▸ Problem description
Give back the full material, exactly as it reads.
--- START OF Information provided ---
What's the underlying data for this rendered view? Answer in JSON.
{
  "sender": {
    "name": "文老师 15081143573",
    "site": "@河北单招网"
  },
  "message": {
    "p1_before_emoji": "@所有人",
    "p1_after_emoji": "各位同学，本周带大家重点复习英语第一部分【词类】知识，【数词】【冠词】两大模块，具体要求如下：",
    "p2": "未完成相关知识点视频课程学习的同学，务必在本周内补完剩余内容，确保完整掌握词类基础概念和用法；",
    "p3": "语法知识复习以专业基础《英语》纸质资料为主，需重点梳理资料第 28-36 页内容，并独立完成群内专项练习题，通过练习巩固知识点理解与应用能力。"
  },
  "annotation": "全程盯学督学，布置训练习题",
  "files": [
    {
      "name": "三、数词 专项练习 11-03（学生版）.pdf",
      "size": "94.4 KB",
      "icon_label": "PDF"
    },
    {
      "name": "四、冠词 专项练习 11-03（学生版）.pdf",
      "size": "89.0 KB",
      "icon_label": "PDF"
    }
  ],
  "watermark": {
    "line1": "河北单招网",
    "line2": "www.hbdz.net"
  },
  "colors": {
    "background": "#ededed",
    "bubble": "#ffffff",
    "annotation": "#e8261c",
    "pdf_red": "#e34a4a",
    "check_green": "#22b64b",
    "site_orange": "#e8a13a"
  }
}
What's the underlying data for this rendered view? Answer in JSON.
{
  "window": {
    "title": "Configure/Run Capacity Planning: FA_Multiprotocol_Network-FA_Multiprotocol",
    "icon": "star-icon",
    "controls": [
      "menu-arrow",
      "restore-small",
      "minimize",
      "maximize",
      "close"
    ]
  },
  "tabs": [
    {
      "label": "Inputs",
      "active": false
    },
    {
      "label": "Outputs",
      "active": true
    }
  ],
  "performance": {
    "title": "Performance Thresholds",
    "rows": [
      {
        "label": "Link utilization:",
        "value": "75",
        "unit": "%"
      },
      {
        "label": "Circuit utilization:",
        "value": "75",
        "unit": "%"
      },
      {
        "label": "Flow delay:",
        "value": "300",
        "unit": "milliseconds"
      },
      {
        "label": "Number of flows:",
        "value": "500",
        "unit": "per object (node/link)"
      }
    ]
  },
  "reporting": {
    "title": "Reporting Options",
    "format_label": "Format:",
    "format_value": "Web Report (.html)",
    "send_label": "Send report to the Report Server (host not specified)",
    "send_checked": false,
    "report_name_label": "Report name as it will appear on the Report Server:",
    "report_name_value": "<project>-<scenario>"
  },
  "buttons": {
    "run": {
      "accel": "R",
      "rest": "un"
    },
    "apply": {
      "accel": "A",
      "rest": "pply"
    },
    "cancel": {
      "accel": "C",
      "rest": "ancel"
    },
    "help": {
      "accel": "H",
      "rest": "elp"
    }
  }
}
--- END OF Information provided ---
▸ Finished task
What's the underlying data for this rendered view? Answer in JSON.
{
  "sender": {
    "name": "文老师 15081143573",
    "site": "@河北单招网"
  },
  "message": {
    "p1_before_emoji": "@所有人",
    "p1_after_emoji": "各位同学，本周带大家重点复习英语第一部分【词类】知识，【数词】【冠词】两大模块，具体要求如下：",
    "p2": "未完成相关知识点视频课程学习的同学，务必在本周内补完剩余内容，确保完整掌握词类基础概念和用法；",
    "p3": "语法知识复习以专业基础《英语》纸质资料为主，需重点梳理资料第 28-36 页内容，并独立完成群内专项练习题，通过练习巩固知识点理解与应用能力。"
  },
  "annotation": "全程盯学督学，布置训练习题",
  "files": [
    {
      "name": "三、数词 专项练习 11-03（学生版）.pdf",
      "size": "94.4 KB",
      "icon_label": "PDF"
    },
    {
      "name": "四、冠词 专项练习 11-03（学生版）.pdf",
      "size": "89.0 KB",
      "icon_label": "PDF"
    }
  ],
  "watermark": {
    "line1": "河北单招网",
    "line2": "www.hbdz.net"
  },
  "colors": {
    "background": "#ededed",
    "bubble": "#ffffff",
    "annotation": "#e8261c",
    "pdf_red": "#e34a4a",
    "check_green": "#22b64b",
    "site_orange": "#e8a13a"
  }
}
What's the underlying data for this rendered view? Answer in JSON.
{
  "window": {
    "title": "Configure/Run Capacity Planning: FA_Multiprotocol_Network-FA_Multiprotocol",
    "icon": "star-icon",
    "controls": [
      "menu-arrow",
      "restore-small",
      "minimize",
      "maximize",
      "close"
    ]
  },
  "tabs": [
    {
      "label": "Inputs",
      "active": false
    },
    {
      "label": "Outputs",
      "active": true
    }
  ],
  "performance": {
    "title": "Performance Thresholds",
    "rows": [
      {
        "label": "Link utilization:",
        "value": "75",
        "unit": "%"
      },
      {
        "label": "Circuit utilization:",
        "value": "75",
        "unit": "%"
      },
      {
        "label": "Flow delay:",
        "value": "300",
        "unit": "milliseconds"
      },
      {
        "label": "Number of flows:",
        "value": "500",
        "unit": "per object (node/link)"
      }
    ]
  },
  "reporting": {
    "title": "Reporting Options",
    "format_label": "Format:",
    "format_value": "Web Report (.html)",
    "send_label": "Send report to the Report Server (host not specified)",
    "send_checked": false,
    "report_name_label": "Report name as it will appear on the Report Server:",
    "report_name_value": "<project>-<scenario>"
  },
  "buttons": {
    "run": {
      "accel": "R",
      "rest": "un"
    },
    "apply": {
      "accel": "A",
      "rest": "pply"
    },
    "cancel": {
      "accel": "C",
      "rest": "ancel"
    },
    "help": {
      "accel": "H",
      "rest": "elp"
    }
  }
}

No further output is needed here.